__What you need to do__. Answer with a single number, the count of lines holding the word "screenshot".

■ ■ ■ ■

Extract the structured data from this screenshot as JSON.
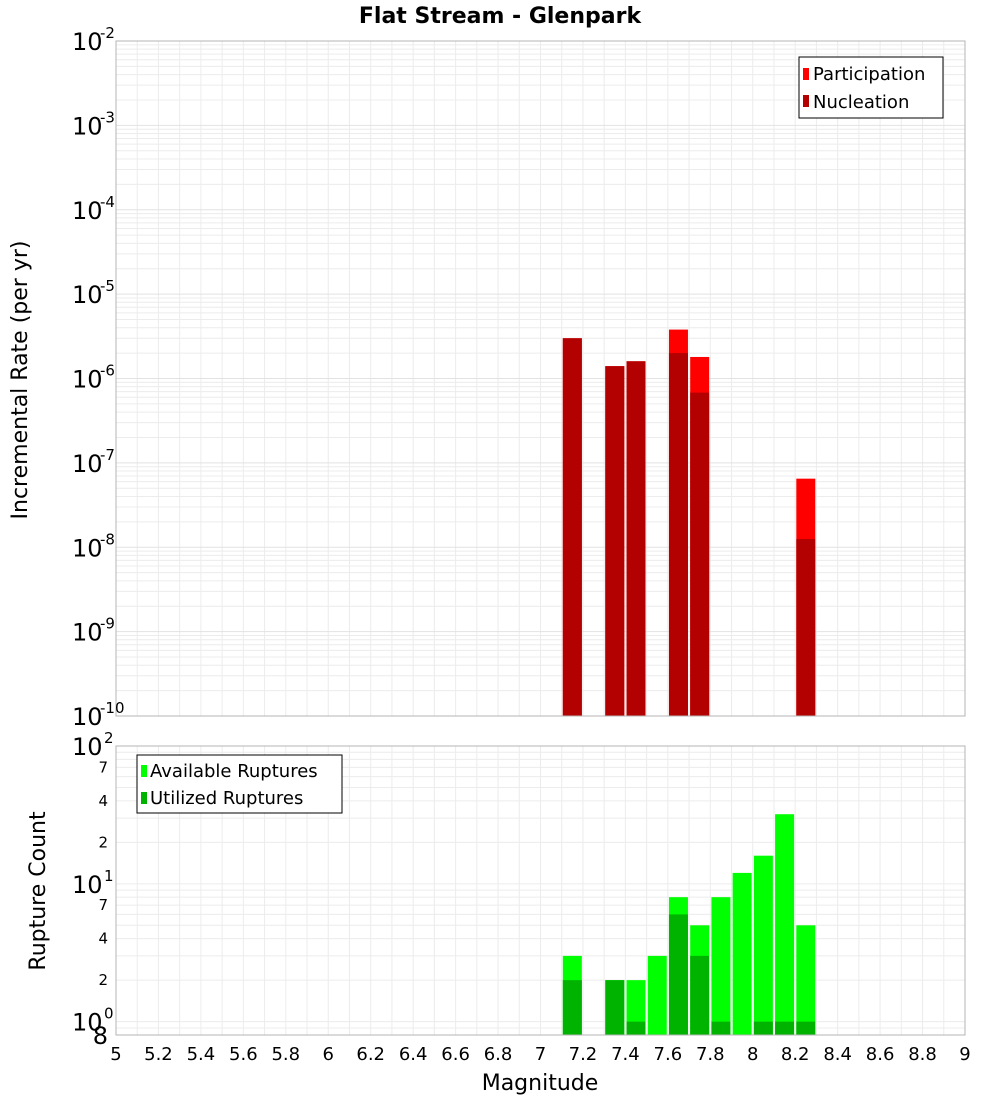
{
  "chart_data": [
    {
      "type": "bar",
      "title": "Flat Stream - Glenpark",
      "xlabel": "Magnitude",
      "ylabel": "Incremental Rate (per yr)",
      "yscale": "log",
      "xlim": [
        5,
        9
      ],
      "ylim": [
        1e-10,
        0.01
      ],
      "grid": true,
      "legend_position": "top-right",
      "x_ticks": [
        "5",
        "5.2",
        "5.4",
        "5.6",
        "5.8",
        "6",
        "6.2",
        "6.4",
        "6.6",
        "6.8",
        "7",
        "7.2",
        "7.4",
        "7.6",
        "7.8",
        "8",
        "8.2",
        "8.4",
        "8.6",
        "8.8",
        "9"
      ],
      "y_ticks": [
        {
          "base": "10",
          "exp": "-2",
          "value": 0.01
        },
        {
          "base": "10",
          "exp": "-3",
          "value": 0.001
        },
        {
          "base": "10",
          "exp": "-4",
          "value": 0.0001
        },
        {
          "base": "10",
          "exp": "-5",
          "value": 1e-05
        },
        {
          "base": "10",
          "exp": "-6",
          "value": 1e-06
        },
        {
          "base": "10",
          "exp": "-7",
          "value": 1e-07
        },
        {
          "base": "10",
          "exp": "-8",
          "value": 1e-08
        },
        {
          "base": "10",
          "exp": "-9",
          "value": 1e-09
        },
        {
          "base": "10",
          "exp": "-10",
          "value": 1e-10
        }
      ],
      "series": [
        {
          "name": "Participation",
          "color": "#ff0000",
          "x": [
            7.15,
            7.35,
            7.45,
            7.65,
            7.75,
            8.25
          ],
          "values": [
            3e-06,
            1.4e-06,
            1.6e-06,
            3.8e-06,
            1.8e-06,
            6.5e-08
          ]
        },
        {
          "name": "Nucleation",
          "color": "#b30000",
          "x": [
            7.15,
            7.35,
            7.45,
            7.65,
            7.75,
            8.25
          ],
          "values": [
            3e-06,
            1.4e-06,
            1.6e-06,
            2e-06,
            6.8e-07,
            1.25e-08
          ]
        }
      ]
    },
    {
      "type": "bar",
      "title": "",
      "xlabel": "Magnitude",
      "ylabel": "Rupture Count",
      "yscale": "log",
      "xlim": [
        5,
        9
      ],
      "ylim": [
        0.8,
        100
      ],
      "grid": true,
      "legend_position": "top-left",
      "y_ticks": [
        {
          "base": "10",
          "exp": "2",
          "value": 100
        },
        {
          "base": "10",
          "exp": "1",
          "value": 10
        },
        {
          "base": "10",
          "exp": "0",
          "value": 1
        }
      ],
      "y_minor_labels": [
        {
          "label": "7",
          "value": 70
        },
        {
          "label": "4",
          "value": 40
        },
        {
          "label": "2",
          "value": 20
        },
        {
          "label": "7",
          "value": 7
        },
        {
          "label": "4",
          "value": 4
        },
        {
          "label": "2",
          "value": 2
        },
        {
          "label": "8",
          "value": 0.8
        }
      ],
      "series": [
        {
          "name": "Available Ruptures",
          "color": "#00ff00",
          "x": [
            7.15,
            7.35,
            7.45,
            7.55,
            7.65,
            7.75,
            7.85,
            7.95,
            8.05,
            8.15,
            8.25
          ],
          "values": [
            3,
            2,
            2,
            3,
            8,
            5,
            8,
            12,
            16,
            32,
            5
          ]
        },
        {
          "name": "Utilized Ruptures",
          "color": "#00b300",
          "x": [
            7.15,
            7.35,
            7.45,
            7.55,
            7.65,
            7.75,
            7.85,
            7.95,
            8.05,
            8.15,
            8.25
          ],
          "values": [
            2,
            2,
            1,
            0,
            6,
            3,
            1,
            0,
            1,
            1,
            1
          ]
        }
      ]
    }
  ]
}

■ ■ ■ ■

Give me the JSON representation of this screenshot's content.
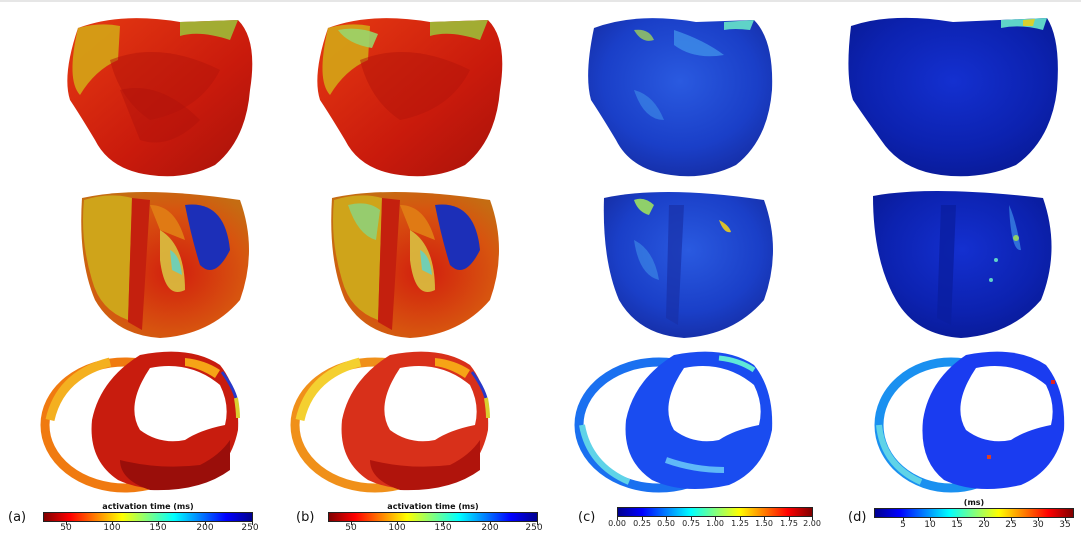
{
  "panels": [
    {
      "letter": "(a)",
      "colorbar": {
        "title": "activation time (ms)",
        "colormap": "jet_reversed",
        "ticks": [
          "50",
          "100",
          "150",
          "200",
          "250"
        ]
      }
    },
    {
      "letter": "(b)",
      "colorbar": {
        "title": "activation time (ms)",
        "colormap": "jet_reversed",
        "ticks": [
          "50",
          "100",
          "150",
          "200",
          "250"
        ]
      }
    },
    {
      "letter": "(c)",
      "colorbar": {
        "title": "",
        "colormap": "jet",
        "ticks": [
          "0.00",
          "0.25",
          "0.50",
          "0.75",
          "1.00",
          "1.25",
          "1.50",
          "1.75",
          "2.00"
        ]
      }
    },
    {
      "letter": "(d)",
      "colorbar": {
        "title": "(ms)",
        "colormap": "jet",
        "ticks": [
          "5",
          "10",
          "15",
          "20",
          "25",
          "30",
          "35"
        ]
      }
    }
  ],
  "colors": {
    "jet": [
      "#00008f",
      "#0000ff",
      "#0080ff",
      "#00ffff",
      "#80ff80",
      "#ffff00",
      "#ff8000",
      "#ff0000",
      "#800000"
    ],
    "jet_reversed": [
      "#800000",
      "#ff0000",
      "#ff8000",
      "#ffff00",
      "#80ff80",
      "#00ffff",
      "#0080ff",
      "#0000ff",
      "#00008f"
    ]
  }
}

■ ■ ■ ■

__Solution to this problem__. 2